**DO THIS:**
Copy every line of the records below that holds the word "Retina".

**INFORMATION GIVEN:**
-- START --

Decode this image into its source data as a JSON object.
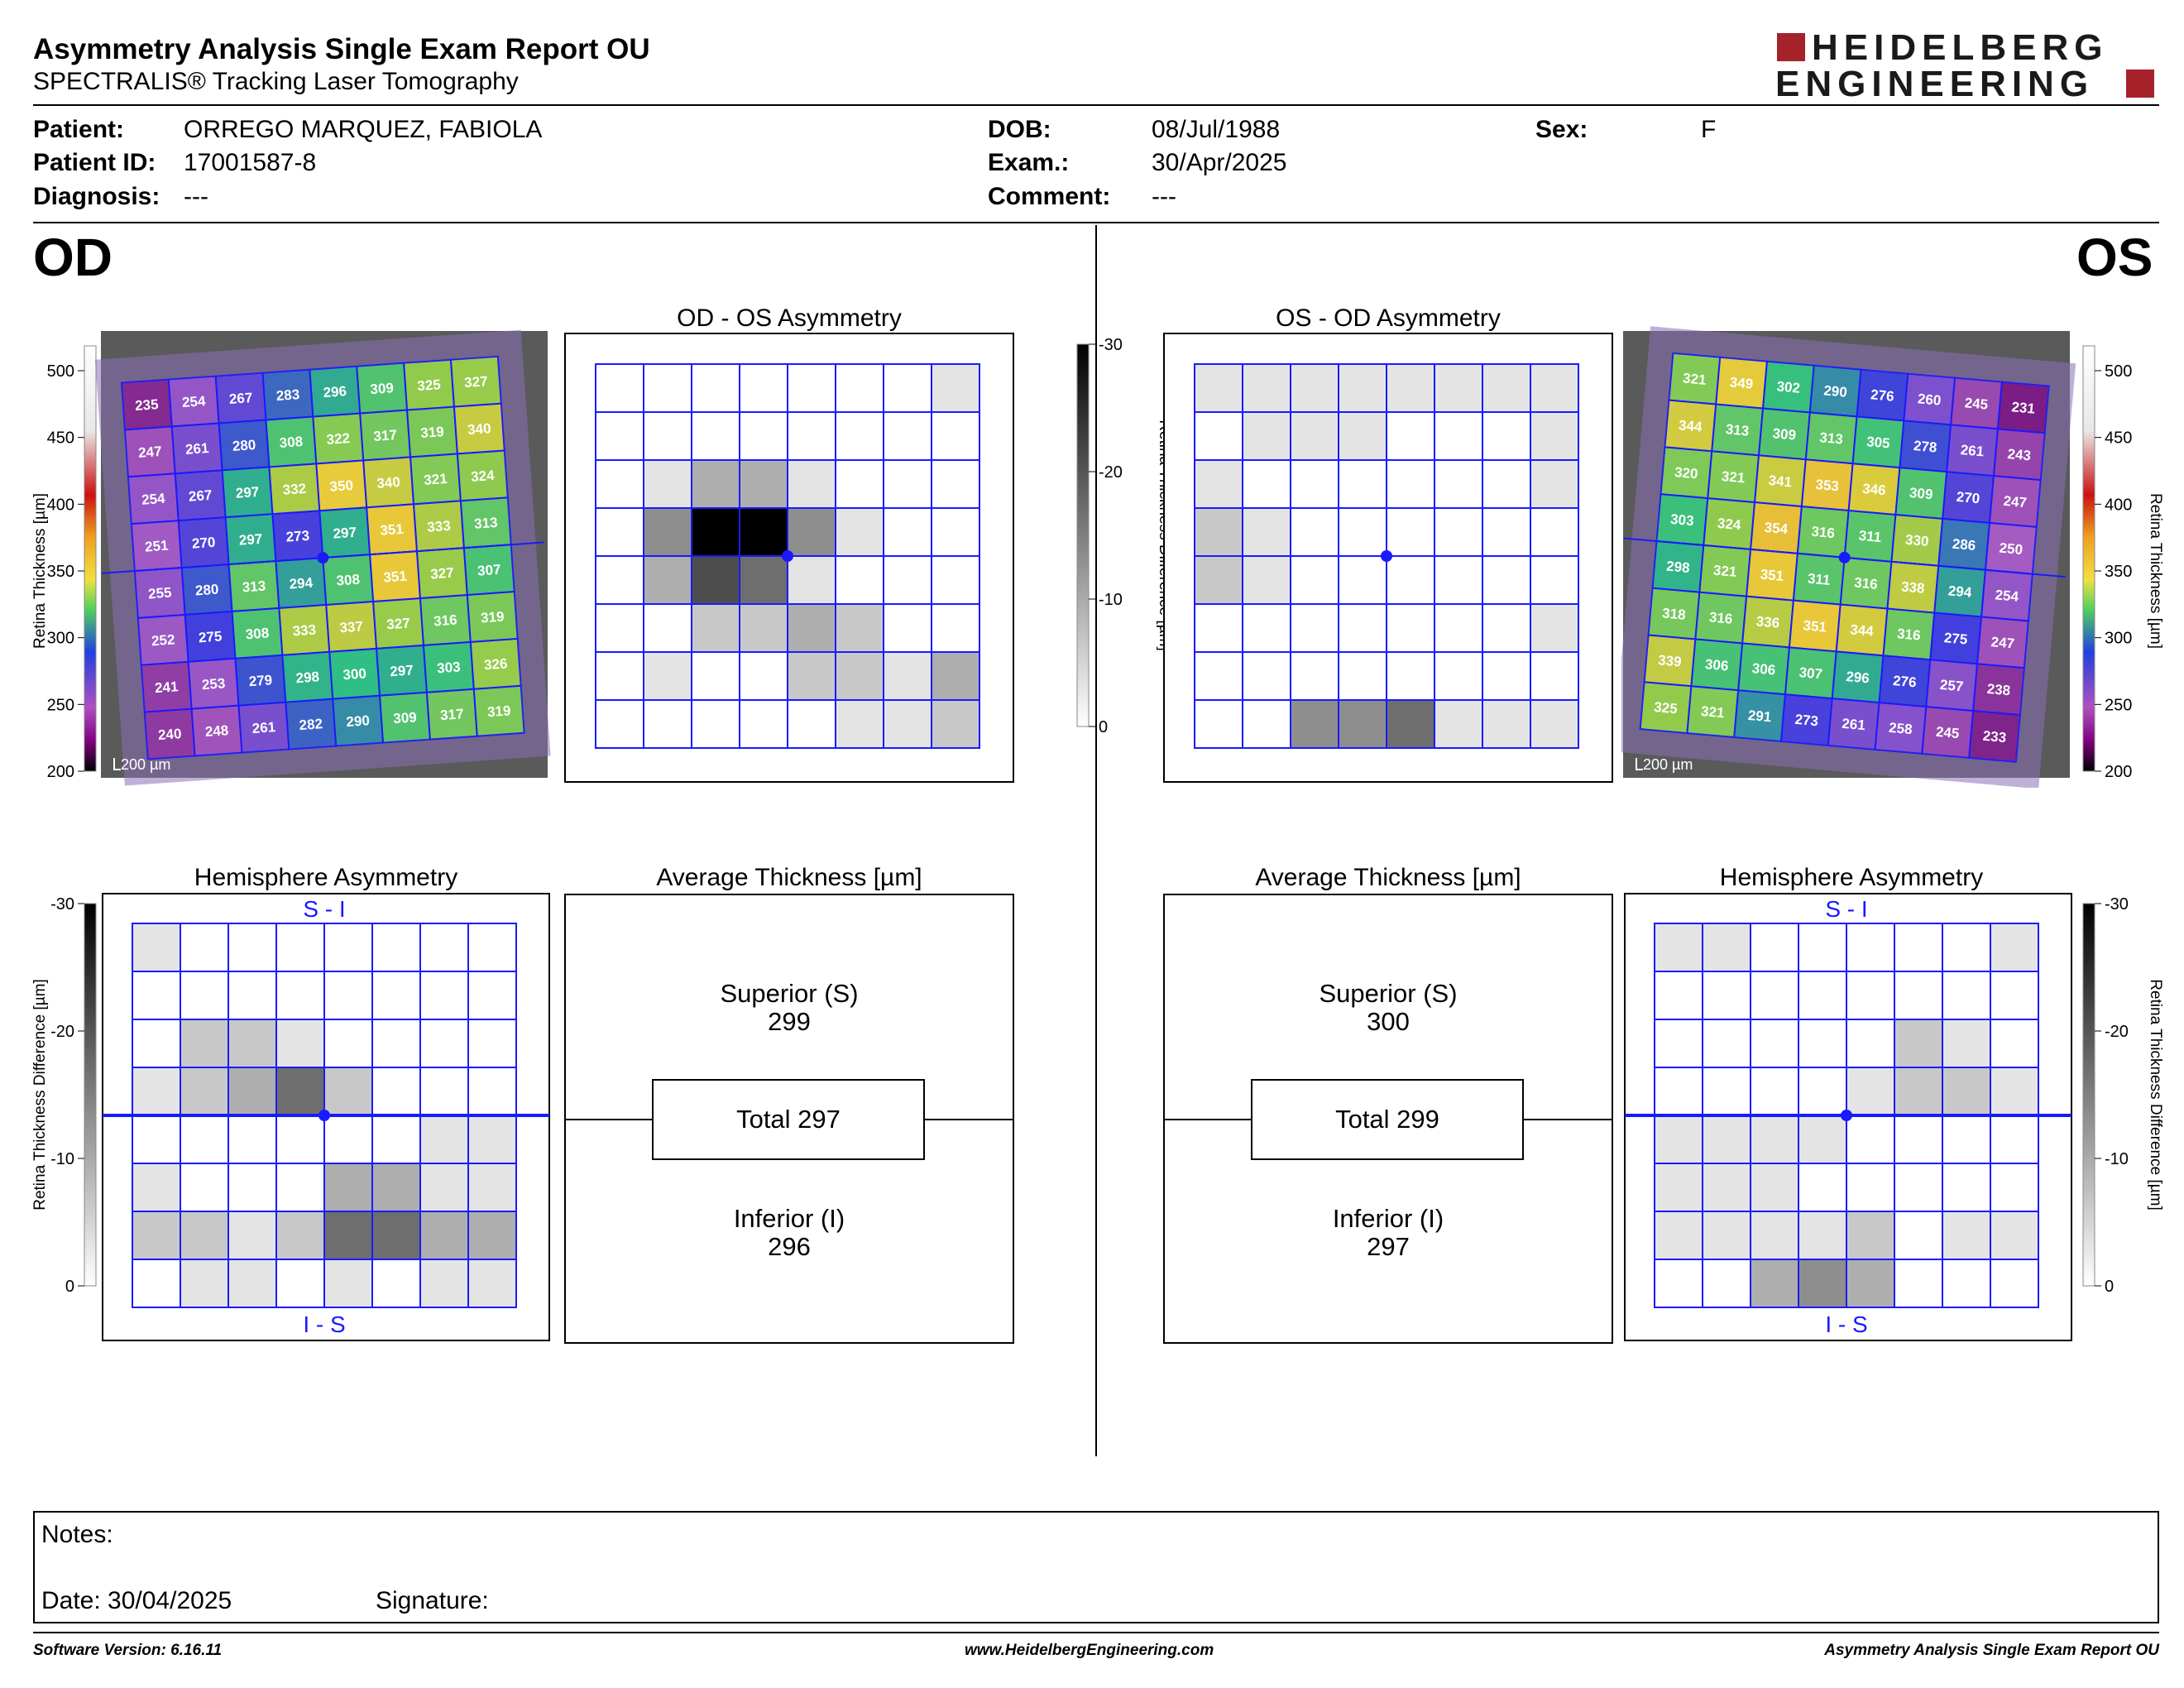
{
  "report": {
    "title": "Asymmetry Analysis Single Exam Report OU",
    "subtitle": "SPECTRALIS® Tracking Laser Tomography",
    "logo_line1": "HEIDELBERG",
    "logo_line2": "ENGINEERING",
    "brand_color": "#a5222a"
  },
  "patient": {
    "patient_label": "Patient:",
    "patient_value": "ORREGO MARQUEZ, FABIOLA",
    "id_label": "Patient ID:",
    "id_value": "17001587-8",
    "diagnosis_label": "Diagnosis:",
    "diagnosis_value": "---",
    "dob_label": "DOB:",
    "dob_value": "08/Jul/1988",
    "exam_label": "Exam.:",
    "exam_value": "30/Apr/2025",
    "comment_label": "Comment:",
    "comment_value": "---",
    "sex_label": "Sex:",
    "sex_value": "F"
  },
  "od": {
    "eye_label": "OD",
    "asym_title": "OD - OS Asymmetry",
    "hemi_title": "Hemisphere Asymmetry",
    "avg_title": "Average Thickness [µm]",
    "hemi_top": "S - I",
    "hemi_bottom": "I - S",
    "superior_label": "Superior (S)",
    "superior_value": "299",
    "total": "Total 297",
    "inferior_label": "Inferior (I)",
    "inferior_value": "296",
    "scale_bar": "200 µm",
    "thickness_grid": [
      [
        235,
        254,
        267,
        283,
        296,
        309,
        325,
        327
      ],
      [
        247,
        261,
        280,
        308,
        322,
        317,
        319,
        340
      ],
      [
        254,
        267,
        297,
        332,
        350,
        340,
        321,
        324
      ],
      [
        251,
        270,
        297,
        273,
        297,
        351,
        333,
        313
      ],
      [
        255,
        280,
        313,
        294,
        308,
        351,
        327,
        307
      ],
      [
        252,
        275,
        308,
        333,
        337,
        327,
        316,
        319
      ],
      [
        241,
        253,
        279,
        298,
        300,
        297,
        303,
        326
      ],
      [
        240,
        248,
        261,
        282,
        290,
        309,
        317,
        319
      ]
    ],
    "asym_grid": [
      [
        0,
        0,
        0,
        0,
        0,
        0,
        0,
        1
      ],
      [
        0,
        0,
        0,
        0,
        0,
        0,
        0,
        0
      ],
      [
        0,
        1,
        3,
        3,
        1,
        0,
        0,
        0
      ],
      [
        0,
        4,
        8,
        8,
        4,
        1,
        0,
        0
      ],
      [
        0,
        3,
        6,
        5,
        1,
        0,
        0,
        0
      ],
      [
        0,
        0,
        2,
        2,
        3,
        2,
        0,
        0
      ],
      [
        0,
        1,
        0,
        0,
        2,
        2,
        1,
        3
      ],
      [
        0,
        0,
        0,
        0,
        0,
        1,
        1,
        2
      ]
    ],
    "hemi_grid": [
      [
        1,
        0,
        0,
        0,
        0,
        0,
        0,
        0
      ],
      [
        0,
        0,
        0,
        0,
        0,
        0,
        0,
        0
      ],
      [
        0,
        2,
        2,
        1,
        0,
        0,
        0,
        0
      ],
      [
        1,
        2,
        3,
        5,
        2,
        0,
        0,
        0
      ],
      [
        0,
        0,
        0,
        0,
        0,
        0,
        1,
        1
      ],
      [
        1,
        0,
        0,
        0,
        3,
        3,
        1,
        1
      ],
      [
        2,
        2,
        1,
        2,
        5,
        5,
        3,
        3
      ],
      [
        0,
        1,
        1,
        0,
        1,
        0,
        1,
        1
      ]
    ]
  },
  "os": {
    "eye_label": "OS",
    "asym_title": "OS - OD Asymmetry",
    "hemi_title": "Hemisphere Asymmetry",
    "avg_title": "Average Thickness [µm]",
    "hemi_top": "S - I",
    "hemi_bottom": "I - S",
    "superior_label": "Superior (S)",
    "superior_value": "300",
    "total": "Total 299",
    "inferior_label": "Inferior (I)",
    "inferior_value": "297",
    "scale_bar": "200 µm",
    "thickness_grid": [
      [
        321,
        349,
        302,
        290,
        276,
        260,
        245,
        231
      ],
      [
        344,
        313,
        309,
        313,
        305,
        278,
        261,
        243
      ],
      [
        320,
        321,
        341,
        353,
        346,
        309,
        270,
        247
      ],
      [
        303,
        324,
        354,
        316,
        311,
        330,
        286,
        250
      ],
      [
        298,
        321,
        351,
        311,
        316,
        338,
        294,
        254
      ],
      [
        318,
        316,
        336,
        351,
        344,
        316,
        275,
        247
      ],
      [
        339,
        306,
        306,
        307,
        296,
        276,
        257,
        238
      ],
      [
        325,
        321,
        291,
        273,
        261,
        258,
        245,
        233
      ]
    ],
    "asym_grid": [
      [
        1,
        1,
        1,
        1,
        1,
        1,
        1,
        1
      ],
      [
        0,
        1,
        1,
        1,
        0,
        0,
        0,
        1
      ],
      [
        1,
        0,
        0,
        0,
        0,
        0,
        0,
        1
      ],
      [
        2,
        1,
        0,
        0,
        0,
        0,
        0,
        0
      ],
      [
        2,
        1,
        0,
        0,
        0,
        0,
        0,
        0
      ],
      [
        0,
        0,
        0,
        0,
        0,
        0,
        0,
        1
      ],
      [
        0,
        0,
        0,
        0,
        0,
        0,
        0,
        0
      ],
      [
        0,
        0,
        4,
        4,
        5,
        1,
        1,
        1
      ]
    ],
    "hemi_grid": [
      [
        1,
        1,
        0,
        0,
        0,
        0,
        0,
        1
      ],
      [
        0,
        0,
        0,
        0,
        0,
        0,
        0,
        0
      ],
      [
        0,
        0,
        0,
        0,
        0,
        2,
        1,
        0
      ],
      [
        0,
        0,
        0,
        0,
        1,
        2,
        2,
        1
      ],
      [
        1,
        1,
        1,
        1,
        0,
        0,
        0,
        0
      ],
      [
        1,
        1,
        1,
        0,
        0,
        0,
        0,
        0
      ],
      [
        1,
        1,
        1,
        1,
        2,
        0,
        1,
        1
      ],
      [
        0,
        0,
        3,
        4,
        3,
        0,
        0,
        0
      ]
    ]
  },
  "scales": {
    "thickness_label": "Retina Thickness [µm]",
    "thickness_ticks": [
      "500",
      "450",
      "400",
      "350",
      "300",
      "250",
      "200"
    ],
    "diff_label": "Retina Thickness Difference [µm]",
    "diff_ticks": [
      "-30",
      "-20",
      "-10",
      "0"
    ]
  },
  "notes": {
    "notes_label": "Notes:",
    "date_label": "Date: 30/04/2025",
    "signature_label": "Signature:"
  },
  "footer": {
    "software": "Software Version: 6.16.11",
    "website": "www.HeidelbergEngineering.com",
    "report_name": "Asymmetry Analysis Single Exam Report OU"
  }
}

-- END --

**RESPONSE FOR THIS EXERCISE:**
    "thickness_label": "Retina Thickness [µm]",
    "diff_label": "Retina Thickness Difference [µm]",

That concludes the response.